** begin **
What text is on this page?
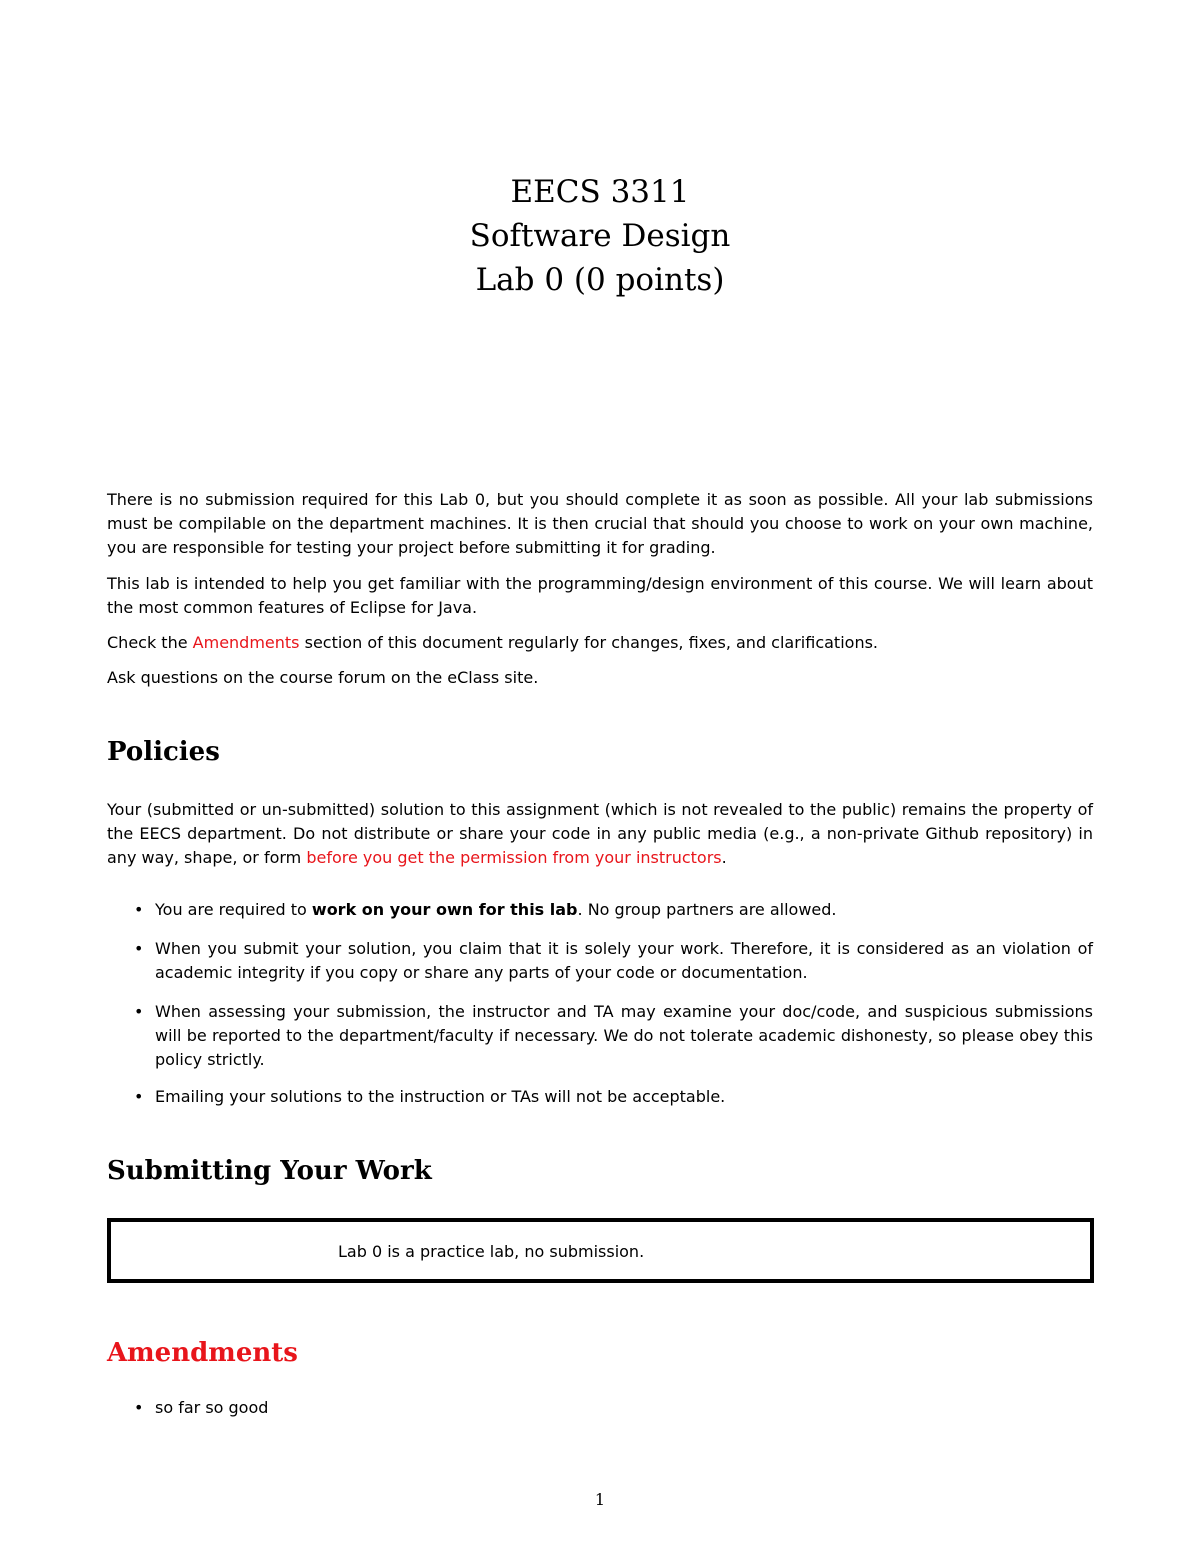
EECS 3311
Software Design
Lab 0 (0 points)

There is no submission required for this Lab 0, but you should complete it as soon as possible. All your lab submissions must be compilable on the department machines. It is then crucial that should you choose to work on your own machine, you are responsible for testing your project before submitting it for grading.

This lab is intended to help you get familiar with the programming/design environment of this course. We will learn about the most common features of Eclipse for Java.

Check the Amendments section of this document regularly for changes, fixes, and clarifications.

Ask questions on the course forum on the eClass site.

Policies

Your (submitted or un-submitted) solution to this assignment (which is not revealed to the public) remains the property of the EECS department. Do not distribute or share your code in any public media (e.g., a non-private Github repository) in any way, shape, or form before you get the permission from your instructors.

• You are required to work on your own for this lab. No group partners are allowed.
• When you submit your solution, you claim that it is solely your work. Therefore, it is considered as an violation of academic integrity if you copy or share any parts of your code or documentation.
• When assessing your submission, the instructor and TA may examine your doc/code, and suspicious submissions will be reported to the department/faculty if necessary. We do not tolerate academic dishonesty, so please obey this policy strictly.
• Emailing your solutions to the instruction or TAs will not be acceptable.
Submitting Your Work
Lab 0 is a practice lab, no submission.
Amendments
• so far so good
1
** end **
What is expected =
Quote the preceding listing precisely and completely, omitting its images.

Task output =
What text is on this page?
EECS 3311
Software Design
Lab 0 (0 points)

There is no submission required for this Lab 0, but you should complete it as soon as possible. All your lab submissions must be compilable on the department machines. It is then crucial that should you choose to work on your own machine, you are responsible for testing your project before submitting it for grading.

This lab is intended to help you get familiar with the programming/design environment of this course. We will learn about the most common features of Eclipse for Java.

Check the Amendments section of this document regularly for changes, fixes, and clarifications.

Ask questions on the course forum on the eClass site.

Policies

Your (submitted or un-submitted) solution to this assignment (which is not revealed to the public) remains the property of the EECS department. Do not distribute or share your code in any public media (e.g., a non-private Github repository) in any way, shape, or form before you get the permission from your instructors.

• You are required to work on your own for this lab. No group partners are allowed.
• When you submit your solution, you claim that it is solely your work. Therefore, it is considered as an violation of academic integrity if you copy or share any parts of your code or documentation.
• When assessing your submission, the instructor and TA may examine your doc/code, and suspicious submissions will be reported to the department/faculty if necessary. We do not tolerate academic dishonesty, so please obey this policy strictly.
• Emailing your solutions to the instruction or TAs will not be acceptable.
Submitting Your Work
Lab 0 is a practice lab, no submission.
Amendments
• so far so good
1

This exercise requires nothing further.